--- Start of Rows ---

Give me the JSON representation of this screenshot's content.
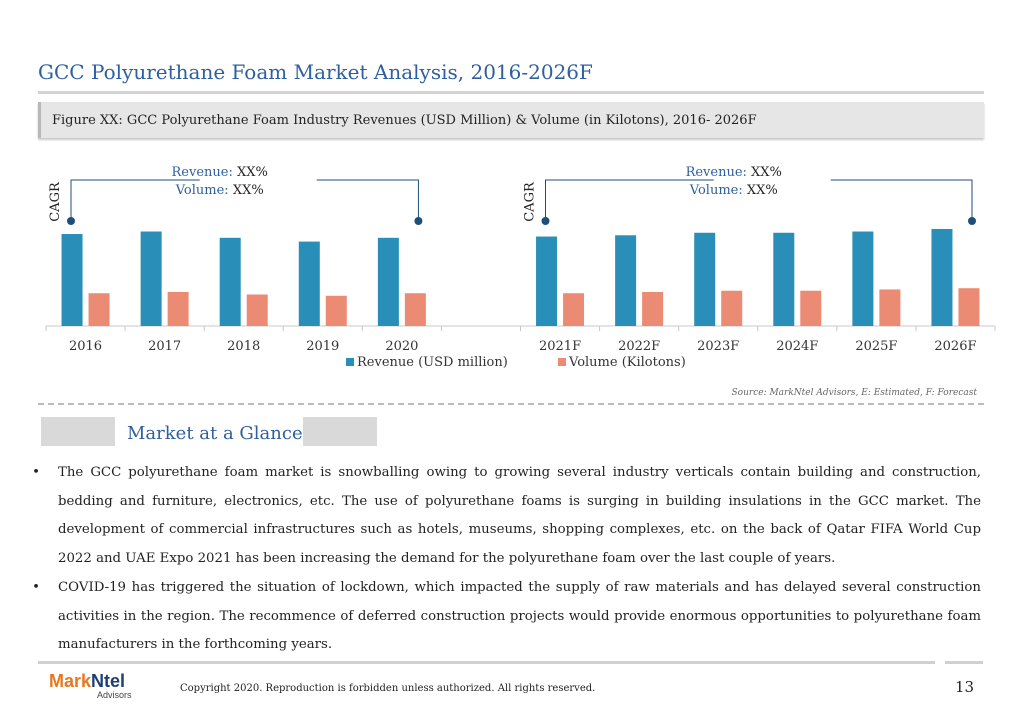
{
  "page": {
    "title": "GCC Polyurethane Foam Market Analysis, 2016-2026F",
    "figure_caption": "Figure XX: GCC Polyurethane Foam Industry Revenues (USD Million) & Volume (in Kilotons), 2016- 2026F",
    "source_note": "Source: MarkNtel Advisors, E: Estimated, F: Forecast",
    "section_title": "Market at a Glance",
    "bullets": [
      "The GCC polyurethane foam market is snowballing owing to growing several industry verticals contain building and construction, bedding and furniture, electronics, etc. The use of polyurethane foams is surging in building insulations in the GCC market. The development of commercial infrastructures such as hotels, museums, shopping complexes, etc. on the back of Qatar FIFA World Cup 2022 and UAE Expo 2021 has been increasing the demand for the polyurethane foam over the last couple of years.",
      "COVID-19 has triggered the situation of lockdown, which impacted the supply of raw materials and has delayed several construction activities in the region. The recommence of deferred construction projects would provide enormous opportunities to polyurethane foam manufacturers in the forthcoming years."
    ],
    "bullet_glyph": "•",
    "footer": {
      "logo_part1": "Mark",
      "logo_part2": "Ntel",
      "logo_sub": "Advisors",
      "copyright": "Copyright 2020. Reproduction is forbidden unless authorized. All rights reserved.",
      "page_number": "13"
    }
  },
  "chart_data": {
    "type": "bar",
    "categories": [
      "2016",
      "2017",
      "2018",
      "2019",
      "2020",
      "",
      "2021F",
      "2022F",
      "2023F",
      "2024F",
      "2025F",
      "2026F"
    ],
    "series": [
      {
        "name": "Revenue (USD million)",
        "color": "#2a8fb8",
        "values": [
          73,
          75,
          70,
          67,
          70,
          null,
          71,
          72,
          74,
          74,
          75,
          77
        ]
      },
      {
        "name": "Volume (Kilotons)",
        "color": "#ec8b73",
        "values": [
          26,
          27,
          25,
          24,
          26,
          null,
          26,
          27,
          28,
          28,
          29,
          30
        ]
      }
    ],
    "ylim": [
      0,
      100
    ],
    "grid": false,
    "legend_position": "bottom",
    "cagr_groups": [
      {
        "axis_label": "CAGR",
        "revenue_label": "Revenue:",
        "revenue_value": "XX%",
        "volume_label": "Volume:",
        "volume_value": "XX%",
        "from": "2016",
        "to": "2020"
      },
      {
        "axis_label": "CAGR",
        "revenue_label": "Revenue:",
        "revenue_value": "XX%",
        "volume_label": "Volume:",
        "volume_value": "XX%",
        "from": "2021F",
        "to": "2026F"
      }
    ],
    "colors": {
      "accent": "#2e5f9e",
      "connector": "#1f4e79",
      "axis": "#c8c8c8"
    }
  }
}
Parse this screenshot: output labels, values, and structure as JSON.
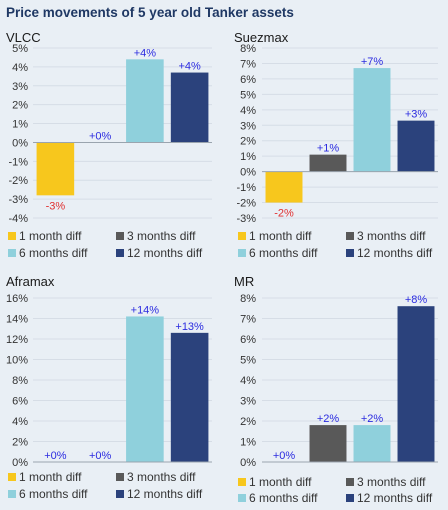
{
  "title": "Price movements of 5 year old Tanker assets",
  "colors": {
    "1 month diff": "#f7c71d",
    "3 months diff": "#595959",
    "6 months diff": "#8fd0dc",
    "12 months diff": "#2b427c",
    "positive_label": "#2b2be0",
    "negative_label": "#e03030"
  },
  "chart_data": [
    {
      "type": "bar",
      "title": "VLCC",
      "categories": [
        "1 month diff",
        "3 months diff",
        "6 months diff",
        "12 months diff"
      ],
      "values": [
        -2.8,
        0.0,
        4.4,
        3.7
      ],
      "data_labels": [
        "-3%",
        "+0%",
        "+4%",
        "+4%"
      ],
      "ylim": [
        -4,
        5
      ],
      "yticks": [
        "-4%",
        "-3%",
        "-2%",
        "-1%",
        "0%",
        "1%",
        "2%",
        "3%",
        "4%",
        "5%"
      ],
      "legend": [
        "1 month diff",
        "3 months diff",
        "6 months diff",
        "12 months diff"
      ],
      "legend_position": "bottom"
    },
    {
      "type": "bar",
      "title": "Suezmax",
      "categories": [
        "1 month diff",
        "3 months diff",
        "6 months diff",
        "12 months diff"
      ],
      "values": [
        -2.0,
        1.1,
        6.7,
        3.3
      ],
      "data_labels": [
        "-2%",
        "+1%",
        "+7%",
        "+3%"
      ],
      "ylim": [
        -3,
        8
      ],
      "yticks": [
        "-3%",
        "-2%",
        "-1%",
        "0%",
        "1%",
        "2%",
        "3%",
        "4%",
        "5%",
        "6%",
        "7%",
        "8%"
      ],
      "legend": [
        "1 month diff",
        "3 months diff",
        "6 months diff",
        "12 months diff"
      ],
      "legend_position": "bottom"
    },
    {
      "type": "bar",
      "title": "Aframax",
      "categories": [
        "1 month diff",
        "3 months diff",
        "6 months diff",
        "12 months diff"
      ],
      "values": [
        0.0,
        0.0,
        14.2,
        12.6
      ],
      "data_labels": [
        "+0%",
        "+0%",
        "+14%",
        "+13%"
      ],
      "ylim": [
        0,
        16
      ],
      "yticks": [
        "0%",
        "2%",
        "4%",
        "6%",
        "8%",
        "10%",
        "12%",
        "14%",
        "16%"
      ],
      "legend": [
        "1 month diff",
        "3 months diff",
        "6 months diff",
        "12 months diff"
      ],
      "legend_position": "bottom"
    },
    {
      "type": "bar",
      "title": "MR",
      "categories": [
        "1 month diff",
        "3 months diff",
        "6 months diff",
        "12 months diff"
      ],
      "values": [
        0.0,
        1.8,
        1.8,
        7.6
      ],
      "data_labels": [
        "+0%",
        "+2%",
        "+2%",
        "+8%"
      ],
      "ylim": [
        0,
        8
      ],
      "yticks": [
        "0%",
        "1%",
        "2%",
        "3%",
        "4%",
        "5%",
        "6%",
        "7%",
        "8%"
      ],
      "legend": [
        "1 month diff",
        "3 months diff",
        "6 months diff",
        "12 months diff"
      ],
      "legend_position": "bottom"
    }
  ]
}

--- End of Rows ---

• [Short problem]: Transcribe the whole listing, character for character, but not its images.

• [The completed task]:
Give me the JSON representation of this screenshot's content.
{
  "page": {
    "title": "GCC Polyurethane Foam Market Analysis, 2016-2026F",
    "figure_caption": "Figure XX: GCC Polyurethane Foam Industry Revenues (USD Million) & Volume (in Kilotons), 2016- 2026F",
    "source_note": "Source: MarkNtel Advisors, E: Estimated, F: Forecast",
    "section_title": "Market at a Glance",
    "bullets": [
      "The GCC polyurethane foam market is snowballing owing to growing several industry verticals contain building and construction, bedding and furniture, electronics, etc. The use of polyurethane foams is surging in building insulations in the GCC market. The development of commercial infrastructures such as hotels, museums, shopping complexes, etc. on the back of Qatar FIFA World Cup 2022 and UAE Expo 2021 has been increasing the demand for the polyurethane foam over the last couple of years.",
      "COVID-19 has triggered the situation of lockdown, which impacted the supply of raw materials and has delayed several construction activities in the region. The recommence of deferred construction projects would provide enormous opportunities to polyurethane foam manufacturers in the forthcoming years."
    ],
    "bullet_glyph": "•",
    "footer": {
      "logo_part1": "Mark",
      "logo_part2": "Ntel",
      "logo_sub": "Advisors",
      "copyright": "Copyright 2020. Reproduction is forbidden unless authorized. All rights reserved.",
      "page_number": "13"
    }
  },
  "chart_data": {
    "type": "bar",
    "categories": [
      "2016",
      "2017",
      "2018",
      "2019",
      "2020",
      "",
      "2021F",
      "2022F",
      "2023F",
      "2024F",
      "2025F",
      "2026F"
    ],
    "series": [
      {
        "name": "Revenue (USD million)",
        "color": "#2a8fb8",
        "values": [
          73,
          75,
          70,
          67,
          70,
          null,
          71,
          72,
          74,
          74,
          75,
          77
        ]
      },
      {
        "name": "Volume (Kilotons)",
        "color": "#ec8b73",
        "values": [
          26,
          27,
          25,
          24,
          26,
          null,
          26,
          27,
          28,
          28,
          29,
          30
        ]
      }
    ],
    "ylim": [
      0,
      100
    ],
    "grid": false,
    "legend_position": "bottom",
    "cagr_groups": [
      {
        "axis_label": "CAGR",
        "revenue_label": "Revenue:",
        "revenue_value": "XX%",
        "volume_label": "Volume:",
        "volume_value": "XX%",
        "from": "2016",
        "to": "2020"
      },
      {
        "axis_label": "CAGR",
        "revenue_label": "Revenue:",
        "revenue_value": "XX%",
        "volume_label": "Volume:",
        "volume_value": "XX%",
        "from": "2021F",
        "to": "2026F"
      }
    ],
    "colors": {
      "accent": "#2e5f9e",
      "connector": "#1f4e79",
      "axis": "#c8c8c8"
    }
  }
}
Parse this screenshot: output labels, values, and structure as JSON.
{
  "title": "Price movements of 5 year old Tanker assets",
  "colors": {
    "1 month diff": "#f7c71d",
    "3 months diff": "#595959",
    "6 months diff": "#8fd0dc",
    "12 months diff": "#2b427c",
    "positive_label": "#2b2be0",
    "negative_label": "#e03030"
  },
  "chart_data": [
    {
      "type": "bar",
      "title": "VLCC",
      "categories": [
        "1 month diff",
        "3 months diff",
        "6 months diff",
        "12 months diff"
      ],
      "values": [
        -2.8,
        0.0,
        4.4,
        3.7
      ],
      "data_labels": [
        "-3%",
        "+0%",
        "+4%",
        "+4%"
      ],
      "ylim": [
        -4,
        5
      ],
      "yticks": [
        "-4%",
        "-3%",
        "-2%",
        "-1%",
        "0%",
        "1%",
        "2%",
        "3%",
        "4%",
        "5%"
      ],
      "legend": [
        "1 month diff",
        "3 months diff",
        "6 months diff",
        "12 months diff"
      ],
      "legend_position": "bottom"
    },
    {
      "type": "bar",
      "title": "Suezmax",
      "categories": [
        "1 month diff",
        "3 months diff",
        "6 months diff",
        "12 months diff"
      ],
      "values": [
        -2.0,
        1.1,
        6.7,
        3.3
      ],
      "data_labels": [
        "-2%",
        "+1%",
        "+7%",
        "+3%"
      ],
      "ylim": [
        -3,
        8
      ],
      "yticks": [
        "-3%",
        "-2%",
        "-1%",
        "0%",
        "1%",
        "2%",
        "3%",
        "4%",
        "5%",
        "6%",
        "7%",
        "8%"
      ],
      "legend": [
        "1 month diff",
        "3 months diff",
        "6 months diff",
        "12 months diff"
      ],
      "legend_position": "bottom"
    },
    {
      "type": "bar",
      "title": "Aframax",
      "categories": [
        "1 month diff",
        "3 months diff",
        "6 months diff",
        "12 months diff"
      ],
      "values": [
        0.0,
        0.0,
        14.2,
        12.6
      ],
      "data_labels": [
        "+0%",
        "+0%",
        "+14%",
        "+13%"
      ],
      "ylim": [
        0,
        16
      ],
      "yticks": [
        "0%",
        "2%",
        "4%",
        "6%",
        "8%",
        "10%",
        "12%",
        "14%",
        "16%"
      ],
      "legend": [
        "1 month diff",
        "3 months diff",
        "6 months diff",
        "12 months diff"
      ],
      "legend_position": "bottom"
    },
    {
      "type": "bar",
      "title": "MR",
      "categories": [
        "1 month diff",
        "3 months diff",
        "6 months diff",
        "12 months diff"
      ],
      "values": [
        0.0,
        1.8,
        1.8,
        7.6
      ],
      "data_labels": [
        "+0%",
        "+2%",
        "+2%",
        "+8%"
      ],
      "ylim": [
        0,
        8
      ],
      "yticks": [
        "0%",
        "1%",
        "2%",
        "3%",
        "4%",
        "5%",
        "6%",
        "7%",
        "8%"
      ],
      "legend": [
        "1 month diff",
        "3 months diff",
        "6 months diff",
        "12 months diff"
      ],
      "legend_position": "bottom"
    }
  ]
}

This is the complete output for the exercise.